◆ **AIM OF THE TASK**
Report how many lines contain "Biden". The answer is a single number.

## begin

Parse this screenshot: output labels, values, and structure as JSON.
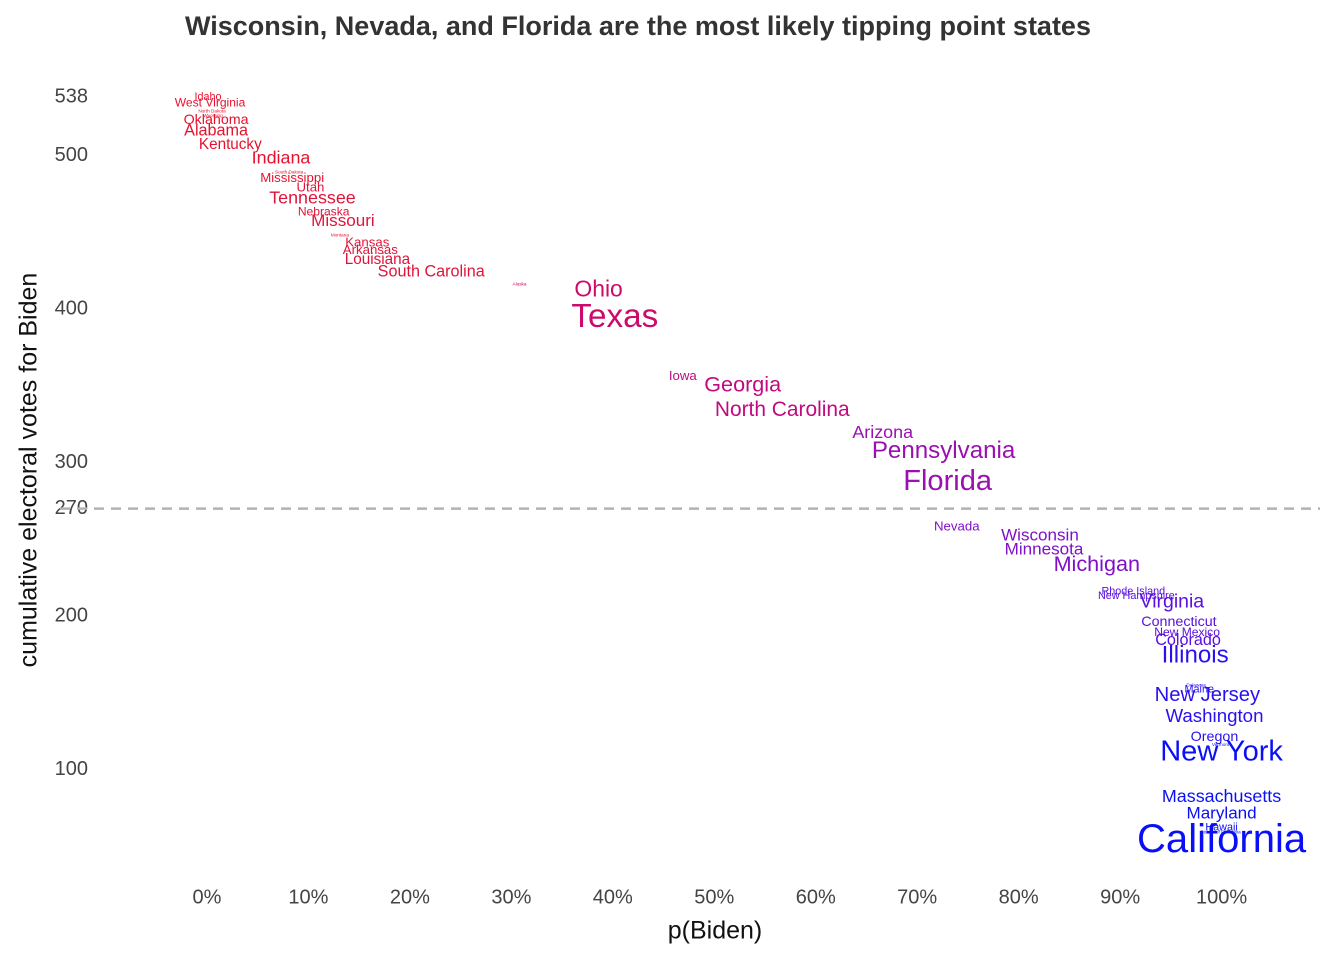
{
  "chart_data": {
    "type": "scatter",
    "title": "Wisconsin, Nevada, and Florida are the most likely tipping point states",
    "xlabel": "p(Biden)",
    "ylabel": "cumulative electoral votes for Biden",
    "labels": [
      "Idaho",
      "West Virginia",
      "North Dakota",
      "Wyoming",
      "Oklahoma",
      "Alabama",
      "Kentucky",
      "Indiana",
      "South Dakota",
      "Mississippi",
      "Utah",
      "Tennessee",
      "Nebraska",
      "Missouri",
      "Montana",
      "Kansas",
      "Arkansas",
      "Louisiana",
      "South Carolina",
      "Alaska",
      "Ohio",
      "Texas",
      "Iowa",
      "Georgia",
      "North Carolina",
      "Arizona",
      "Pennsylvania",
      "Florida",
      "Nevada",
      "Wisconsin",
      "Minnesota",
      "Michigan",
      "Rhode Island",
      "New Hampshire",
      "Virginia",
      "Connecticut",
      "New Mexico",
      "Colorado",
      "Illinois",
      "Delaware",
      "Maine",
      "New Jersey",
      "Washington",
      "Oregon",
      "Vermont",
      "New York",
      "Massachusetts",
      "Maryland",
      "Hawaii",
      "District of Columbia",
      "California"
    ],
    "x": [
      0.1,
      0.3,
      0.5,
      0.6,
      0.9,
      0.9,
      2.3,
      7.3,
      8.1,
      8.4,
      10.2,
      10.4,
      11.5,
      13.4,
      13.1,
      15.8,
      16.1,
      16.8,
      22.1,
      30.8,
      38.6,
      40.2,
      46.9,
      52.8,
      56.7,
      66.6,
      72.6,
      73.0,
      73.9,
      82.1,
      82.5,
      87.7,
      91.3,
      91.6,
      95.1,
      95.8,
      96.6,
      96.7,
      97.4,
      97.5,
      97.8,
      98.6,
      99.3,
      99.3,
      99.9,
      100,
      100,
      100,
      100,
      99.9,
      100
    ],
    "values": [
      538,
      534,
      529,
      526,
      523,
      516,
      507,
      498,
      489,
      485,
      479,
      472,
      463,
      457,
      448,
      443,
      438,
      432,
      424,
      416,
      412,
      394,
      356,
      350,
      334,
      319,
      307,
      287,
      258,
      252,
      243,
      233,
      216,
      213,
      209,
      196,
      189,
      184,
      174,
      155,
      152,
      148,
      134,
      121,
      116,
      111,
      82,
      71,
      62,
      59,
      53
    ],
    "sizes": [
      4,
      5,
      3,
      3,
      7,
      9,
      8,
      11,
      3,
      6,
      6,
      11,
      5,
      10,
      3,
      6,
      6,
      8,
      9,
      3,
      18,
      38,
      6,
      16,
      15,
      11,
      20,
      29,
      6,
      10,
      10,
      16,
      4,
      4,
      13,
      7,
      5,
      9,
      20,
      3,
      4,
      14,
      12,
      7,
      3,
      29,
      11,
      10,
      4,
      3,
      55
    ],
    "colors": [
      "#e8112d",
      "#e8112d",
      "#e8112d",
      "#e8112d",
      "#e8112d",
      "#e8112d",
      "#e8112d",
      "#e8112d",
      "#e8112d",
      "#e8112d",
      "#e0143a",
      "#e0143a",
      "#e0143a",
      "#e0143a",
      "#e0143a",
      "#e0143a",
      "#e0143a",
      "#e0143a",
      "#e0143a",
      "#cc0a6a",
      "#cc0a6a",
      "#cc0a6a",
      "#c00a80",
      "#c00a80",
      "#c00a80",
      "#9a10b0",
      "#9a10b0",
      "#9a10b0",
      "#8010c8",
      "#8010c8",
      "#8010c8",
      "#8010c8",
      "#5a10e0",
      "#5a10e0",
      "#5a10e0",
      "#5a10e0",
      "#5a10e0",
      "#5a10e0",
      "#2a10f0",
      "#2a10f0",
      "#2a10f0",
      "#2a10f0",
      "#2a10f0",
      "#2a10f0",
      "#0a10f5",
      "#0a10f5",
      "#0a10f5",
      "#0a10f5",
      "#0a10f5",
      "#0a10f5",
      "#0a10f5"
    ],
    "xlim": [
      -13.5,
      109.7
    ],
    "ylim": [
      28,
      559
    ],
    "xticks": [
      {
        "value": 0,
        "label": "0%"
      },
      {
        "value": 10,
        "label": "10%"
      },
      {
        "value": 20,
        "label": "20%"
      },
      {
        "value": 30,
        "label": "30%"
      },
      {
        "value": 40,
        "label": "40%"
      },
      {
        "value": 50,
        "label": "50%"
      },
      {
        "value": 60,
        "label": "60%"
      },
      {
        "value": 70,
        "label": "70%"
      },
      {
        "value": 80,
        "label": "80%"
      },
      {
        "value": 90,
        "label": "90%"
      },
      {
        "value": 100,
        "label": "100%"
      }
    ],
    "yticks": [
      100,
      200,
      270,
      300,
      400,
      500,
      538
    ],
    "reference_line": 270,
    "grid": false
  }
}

## end
## begin

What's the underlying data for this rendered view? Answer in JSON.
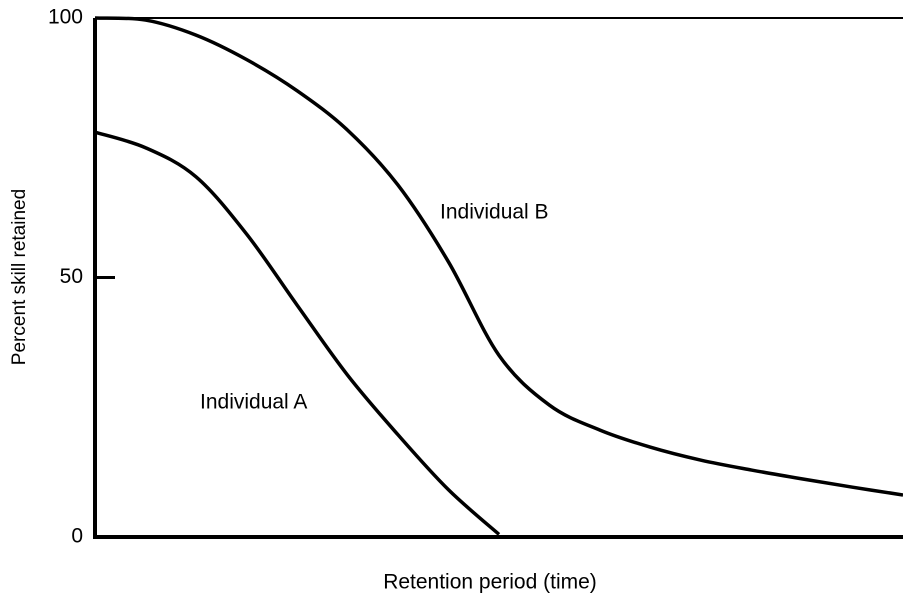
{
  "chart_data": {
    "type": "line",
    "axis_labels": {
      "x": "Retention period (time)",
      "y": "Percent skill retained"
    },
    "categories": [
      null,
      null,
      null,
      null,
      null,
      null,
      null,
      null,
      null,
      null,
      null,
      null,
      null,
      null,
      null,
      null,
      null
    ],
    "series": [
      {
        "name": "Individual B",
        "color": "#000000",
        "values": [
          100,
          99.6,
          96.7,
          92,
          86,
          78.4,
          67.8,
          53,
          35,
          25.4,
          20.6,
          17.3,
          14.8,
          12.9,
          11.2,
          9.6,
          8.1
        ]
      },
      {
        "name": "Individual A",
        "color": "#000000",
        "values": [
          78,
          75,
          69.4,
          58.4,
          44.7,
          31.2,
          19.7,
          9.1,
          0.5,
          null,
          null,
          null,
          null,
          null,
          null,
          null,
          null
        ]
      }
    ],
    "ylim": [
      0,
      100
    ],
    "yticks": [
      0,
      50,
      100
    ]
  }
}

## end

◆ **WRITTEN RESPONSE**
2